## TO BE DONE:
(a) In the jet jon boat thread, what pump did windvision buy to be powered by the 750 Kawasaki?
(b) Say whether each statement agrees with the jet jon boat thread. Answer yes or no for each, and quote the words from the thread that decide it. (i) CedarRiverScooter is building with a 1442 Alumnacraft. (ii) windvision's build will be all welded. (iii) CedarRiverScooter hopes the boat will reach 30 MPH.
(c) From the jet jon boat thread, extract the part that opens with the words containing "I fiberglassed in" and closes with "(Nov 14, 2014)".

## EXCERPTED PASSAGE:
┌──
# Do over



## windvision (Nov 12, 2014)

Hello everyone. 

Getting ready to build my first jet jon! Starting with a new 1442 Alumnacraft jonboat and looking to install a 750 Kawasaki. Everything is open to change, based on your input and logic, but looking to make this a 2 man fishing boat with stick steer. I will be running the Mississippi and some of the shallower back water streams. 
So, my question is....if you were going to change/improve anything on your boat, what would it be and why. Just trying to get it right the first time! Thanks! Paul


----------



## lowe1648 (Nov 13, 2014)

Where are you going to be running on the Mississippi?


----------



## CedarRiverScooter (Nov 13, 2014)

Hi WV - I also am just starting a Jet Jon project. I have a Alumnicraft 1648 & Polaris 750. It won't be a rocket but I intend to keep it light, so hope it will do 30 MPH.

I have been reading the great build threads from PSG1, Ranchero50 & others - have been very helpful.

A couple things about my build:

I fiberglassed in sealing flanges into the PWC insert. Hopefully this will provide a good sealing interface. I am going to use 3M5200 + screws to attch the insert. I also bought some West 2-step aluminum etching solution, as I understand 3M5200 doesn't bond well to aluminum.

The PWC hull has some rocker to it, so I am hoping that will be enough 'spoon' to avoid cavitation. If I am wrong i can build up the area with more Fglass later.

Here is a picture of the new flange.

Please post pictures of your build as it progresses - I will do the same.


----------



## windvision (Nov 14, 2014)

Lowe: I'll be running Pool 9, in and around the Iowa/Minnesota border.

CRScooter: Yes, I have read PSG-1 and Ranchero50's threads many times! My build will be all welded. Have access to a Millermatic 252 and I bought a pretty good aluminum spool gun for this project. I have purchased a 155 mm pump assembly with reverse to be powered by the 750 Kawasaki. That is being rebuilt now. I am planning on a spoon as well. It should be ready for spring, but some of the first ice fishing started today by Lansing! That might slow things down! Good luck with your build..


----------
└──
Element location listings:
┌──
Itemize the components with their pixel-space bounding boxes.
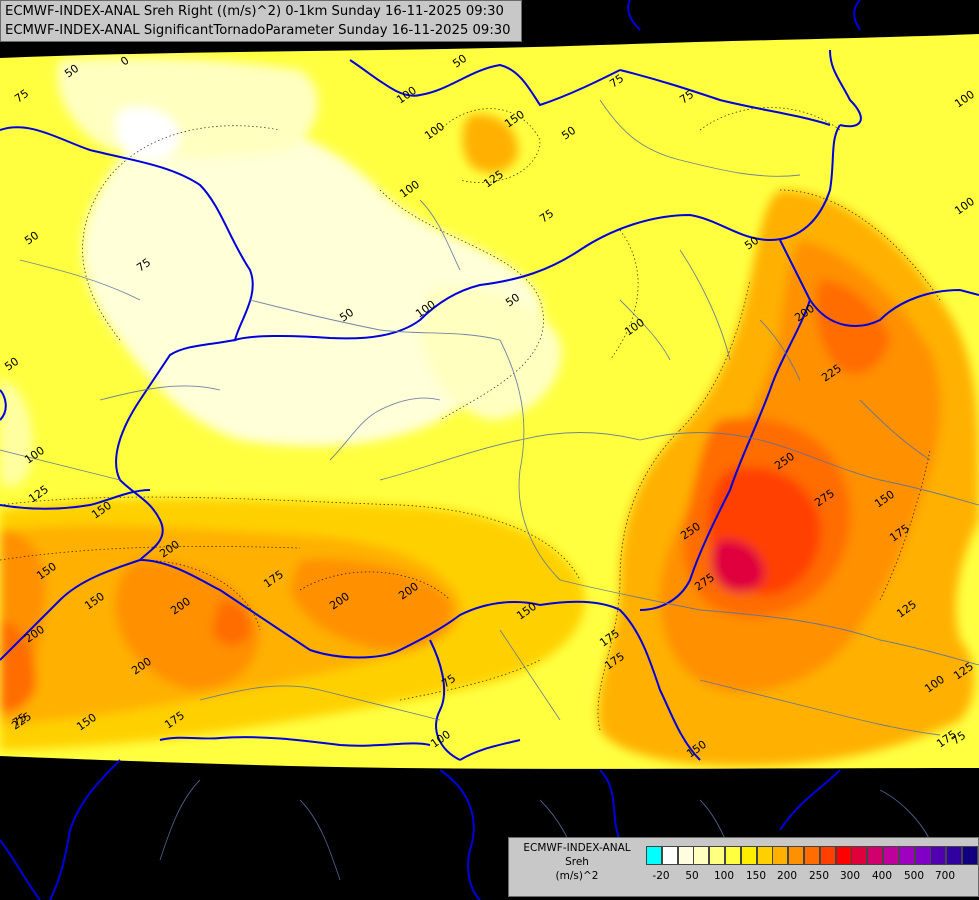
legend-swatch [851,846,868,865]
legend-swatch [898,846,915,865]
legend-tick-label: 300 [839,870,861,882]
color-legend: ECMWF-INDEX-ANAL Sreh (m/s)^2 -20 50 100 15… [508,837,979,897]
legend-tick-label: 250 [808,870,830,882]
legend-swatch [725,846,741,865]
legend-swatch [962,846,978,865]
low-helicity-zone-center [420,287,562,420]
orange-core-s [290,559,452,650]
legend-title-line-3: (m/s)^2 [555,870,599,882]
red-spot-sw [212,600,251,646]
legend-swatch [756,846,773,865]
legend-swatch [693,846,710,865]
legend-tick-label: 400 [871,870,893,882]
legend-tick-label: 500 [903,870,925,882]
map-title-box: ECMWF-INDEX-ANAL Sreh Right ((m/s)^2) 0-… [0,0,522,42]
legend-swatch [946,846,963,865]
low-helicity-zone-west [82,118,544,446]
legend-tick-label: -20 [652,870,670,882]
rivers [0,99,979,881]
red-core-west [0,620,36,713]
legend-swatch [867,846,884,865]
legend-tick-label: 200 [776,870,798,882]
legend-swatch [835,846,852,865]
legend-swatch [930,846,947,865]
minimum-zone [115,106,180,160]
legend-swatch [804,846,820,865]
legend-swatch [819,846,836,865]
legend-title-line-1: ECMWF-INDEX-ANAL [523,842,631,854]
legend-swatch [883,846,899,865]
legend-swatch [740,846,757,865]
maximum-core [711,539,765,593]
title-line-2: ECMWF-INDEX-ANAL SignificantTornadoParam… [5,23,511,38]
legend-tick-label: 700 [934,870,956,882]
contour-lines [0,107,941,731]
pale-zone-left [0,380,33,487]
legend-swatch [646,846,662,865]
sreh-field [0,34,979,769]
title-line-1: ECMWF-INDEX-ANAL Sreh Right ((m/s)^2) 0-… [5,4,504,19]
legend-tick-label: 100 [713,870,735,882]
legend-swatch [788,846,805,865]
legend-swatch [661,846,678,865]
legend-swatch [914,846,931,865]
legend-title-line-2: Sreh [565,856,589,868]
orange-spot-north [462,114,519,173]
legend-tick-label: 150 [745,870,767,882]
legend-tick-label: 50 [685,870,699,882]
legend-swatch [772,846,789,865]
legend-swatch [677,846,694,865]
legend-swatch [709,846,726,865]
└──
## EXERCISE SOLUTIONS:
(a) A 155 mm pump assembly with reverse.

(b)
(i) No: "I have a Alumnicraft 1648 & Polaris 750."
(ii) Yes: "My build will be all welded."
(iii) Yes: "so hope it will do 30 MPH."

(c)
I fiberglassed in sealing flanges into the PWC insert. Hopefully this will provide a good sealing interface. I am going to use 3M5200 + screws to attch the insert. I also bought some West 2-step aluminum etching solution, as I understand 3M5200 doesn't bond well to aluminum.

The PWC hull has some rocker to it, so I am hoping that will be enough 'spoon' to avoid cavitation. If I am wrong i can build up the area with more Fglass later.

Here is a picture of the new flange.

Please post pictures of your build as it progresses - I will do the same.


----------



## windvision (Nov 14, 2014)